[TASK PROMPT]:
Look for the string "group" and copy every line that has it.

+ + + + +

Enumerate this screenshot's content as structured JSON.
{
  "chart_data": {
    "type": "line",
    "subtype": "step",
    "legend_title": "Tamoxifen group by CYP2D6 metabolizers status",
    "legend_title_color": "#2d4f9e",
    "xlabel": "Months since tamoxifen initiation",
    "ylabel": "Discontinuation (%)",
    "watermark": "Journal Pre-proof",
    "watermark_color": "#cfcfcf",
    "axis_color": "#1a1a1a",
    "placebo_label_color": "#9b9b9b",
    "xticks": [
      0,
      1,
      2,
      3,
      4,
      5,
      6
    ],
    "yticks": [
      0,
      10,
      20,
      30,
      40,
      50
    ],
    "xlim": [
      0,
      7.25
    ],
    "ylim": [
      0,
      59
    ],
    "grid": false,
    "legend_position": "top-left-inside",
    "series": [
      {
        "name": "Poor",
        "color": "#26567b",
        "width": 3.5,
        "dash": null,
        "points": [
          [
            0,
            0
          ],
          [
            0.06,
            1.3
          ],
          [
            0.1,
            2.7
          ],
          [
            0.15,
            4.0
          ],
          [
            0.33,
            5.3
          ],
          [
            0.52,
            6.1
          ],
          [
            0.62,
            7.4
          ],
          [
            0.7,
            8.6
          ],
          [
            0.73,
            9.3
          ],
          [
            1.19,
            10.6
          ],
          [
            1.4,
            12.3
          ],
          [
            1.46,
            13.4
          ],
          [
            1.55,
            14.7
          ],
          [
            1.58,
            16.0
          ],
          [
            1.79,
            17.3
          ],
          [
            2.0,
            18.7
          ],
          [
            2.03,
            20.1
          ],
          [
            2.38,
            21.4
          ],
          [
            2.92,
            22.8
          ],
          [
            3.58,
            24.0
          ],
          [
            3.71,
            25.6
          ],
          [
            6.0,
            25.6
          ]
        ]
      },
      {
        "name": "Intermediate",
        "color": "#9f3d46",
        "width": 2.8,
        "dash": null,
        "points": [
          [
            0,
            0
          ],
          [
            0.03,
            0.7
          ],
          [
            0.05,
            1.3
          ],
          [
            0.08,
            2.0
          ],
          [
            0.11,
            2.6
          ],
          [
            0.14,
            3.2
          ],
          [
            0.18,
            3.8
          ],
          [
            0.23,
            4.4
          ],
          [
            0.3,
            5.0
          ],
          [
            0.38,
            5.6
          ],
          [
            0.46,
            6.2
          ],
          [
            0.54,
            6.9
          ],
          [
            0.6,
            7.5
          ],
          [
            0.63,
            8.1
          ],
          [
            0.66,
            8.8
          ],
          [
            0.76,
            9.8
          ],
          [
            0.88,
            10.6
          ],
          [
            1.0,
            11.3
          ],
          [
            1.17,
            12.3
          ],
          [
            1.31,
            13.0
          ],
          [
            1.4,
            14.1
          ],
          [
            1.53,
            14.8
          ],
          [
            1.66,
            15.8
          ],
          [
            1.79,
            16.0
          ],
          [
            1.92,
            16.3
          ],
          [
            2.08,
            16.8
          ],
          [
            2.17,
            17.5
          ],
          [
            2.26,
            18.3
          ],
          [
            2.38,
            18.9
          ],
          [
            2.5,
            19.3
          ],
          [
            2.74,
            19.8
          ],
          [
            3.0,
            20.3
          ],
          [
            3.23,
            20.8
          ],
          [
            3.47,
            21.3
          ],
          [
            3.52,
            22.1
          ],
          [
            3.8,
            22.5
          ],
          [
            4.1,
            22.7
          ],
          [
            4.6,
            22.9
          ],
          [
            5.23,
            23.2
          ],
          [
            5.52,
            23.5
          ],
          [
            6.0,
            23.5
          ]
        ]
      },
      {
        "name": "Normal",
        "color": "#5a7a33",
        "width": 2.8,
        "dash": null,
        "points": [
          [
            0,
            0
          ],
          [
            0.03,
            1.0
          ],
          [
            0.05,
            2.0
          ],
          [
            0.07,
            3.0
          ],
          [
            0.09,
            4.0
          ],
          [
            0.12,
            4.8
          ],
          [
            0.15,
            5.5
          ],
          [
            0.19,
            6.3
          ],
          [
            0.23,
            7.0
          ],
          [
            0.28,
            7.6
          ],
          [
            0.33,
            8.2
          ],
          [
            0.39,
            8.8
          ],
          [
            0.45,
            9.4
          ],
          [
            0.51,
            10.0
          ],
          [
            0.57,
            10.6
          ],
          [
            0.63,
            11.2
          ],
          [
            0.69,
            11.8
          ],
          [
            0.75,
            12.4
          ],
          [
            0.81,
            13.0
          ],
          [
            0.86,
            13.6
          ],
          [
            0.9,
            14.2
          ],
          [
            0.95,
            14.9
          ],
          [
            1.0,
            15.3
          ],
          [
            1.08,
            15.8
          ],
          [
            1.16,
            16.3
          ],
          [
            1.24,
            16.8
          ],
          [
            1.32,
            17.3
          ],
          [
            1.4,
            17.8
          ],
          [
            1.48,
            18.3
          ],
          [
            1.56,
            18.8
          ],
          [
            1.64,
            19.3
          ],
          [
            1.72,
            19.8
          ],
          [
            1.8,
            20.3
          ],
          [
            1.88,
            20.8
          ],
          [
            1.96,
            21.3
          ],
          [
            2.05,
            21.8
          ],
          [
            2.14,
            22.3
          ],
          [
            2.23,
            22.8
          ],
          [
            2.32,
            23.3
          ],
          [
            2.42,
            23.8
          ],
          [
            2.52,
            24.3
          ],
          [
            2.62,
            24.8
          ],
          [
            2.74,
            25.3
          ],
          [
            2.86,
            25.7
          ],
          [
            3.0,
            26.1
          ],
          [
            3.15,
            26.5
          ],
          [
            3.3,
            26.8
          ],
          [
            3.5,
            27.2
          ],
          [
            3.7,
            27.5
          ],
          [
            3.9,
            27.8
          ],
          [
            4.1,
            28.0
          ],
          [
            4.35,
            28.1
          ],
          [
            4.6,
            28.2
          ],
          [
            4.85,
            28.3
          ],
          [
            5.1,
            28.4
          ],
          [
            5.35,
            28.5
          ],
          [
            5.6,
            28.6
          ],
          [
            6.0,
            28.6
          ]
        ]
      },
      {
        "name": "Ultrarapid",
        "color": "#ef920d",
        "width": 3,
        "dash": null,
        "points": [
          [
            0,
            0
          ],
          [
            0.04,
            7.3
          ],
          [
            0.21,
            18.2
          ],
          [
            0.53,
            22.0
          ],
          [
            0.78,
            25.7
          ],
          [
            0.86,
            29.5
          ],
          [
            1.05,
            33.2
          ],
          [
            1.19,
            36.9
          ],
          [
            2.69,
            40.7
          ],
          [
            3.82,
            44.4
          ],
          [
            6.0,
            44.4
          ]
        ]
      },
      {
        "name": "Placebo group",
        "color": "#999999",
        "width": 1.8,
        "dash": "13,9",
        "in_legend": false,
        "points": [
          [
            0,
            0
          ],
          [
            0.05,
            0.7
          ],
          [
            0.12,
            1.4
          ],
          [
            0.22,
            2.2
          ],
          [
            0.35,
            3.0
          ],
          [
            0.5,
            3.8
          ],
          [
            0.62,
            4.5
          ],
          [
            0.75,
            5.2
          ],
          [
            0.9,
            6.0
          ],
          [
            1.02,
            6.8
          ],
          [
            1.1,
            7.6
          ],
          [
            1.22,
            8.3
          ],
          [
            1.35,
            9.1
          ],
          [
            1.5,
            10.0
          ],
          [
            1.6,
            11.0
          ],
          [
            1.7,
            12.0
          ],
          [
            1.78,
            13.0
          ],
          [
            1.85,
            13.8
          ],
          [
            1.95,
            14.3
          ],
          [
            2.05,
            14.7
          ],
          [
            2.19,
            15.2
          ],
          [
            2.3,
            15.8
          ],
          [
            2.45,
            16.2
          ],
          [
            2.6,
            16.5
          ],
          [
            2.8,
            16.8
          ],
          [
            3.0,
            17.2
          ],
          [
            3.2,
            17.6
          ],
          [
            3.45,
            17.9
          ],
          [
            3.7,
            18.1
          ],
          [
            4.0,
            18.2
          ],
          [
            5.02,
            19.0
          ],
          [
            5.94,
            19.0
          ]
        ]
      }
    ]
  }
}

+ + + + +

[REPLY]:
    "legend_title": "Tamoxifen group by CYP2D6 metabolizers status",
        "name": "Placebo group",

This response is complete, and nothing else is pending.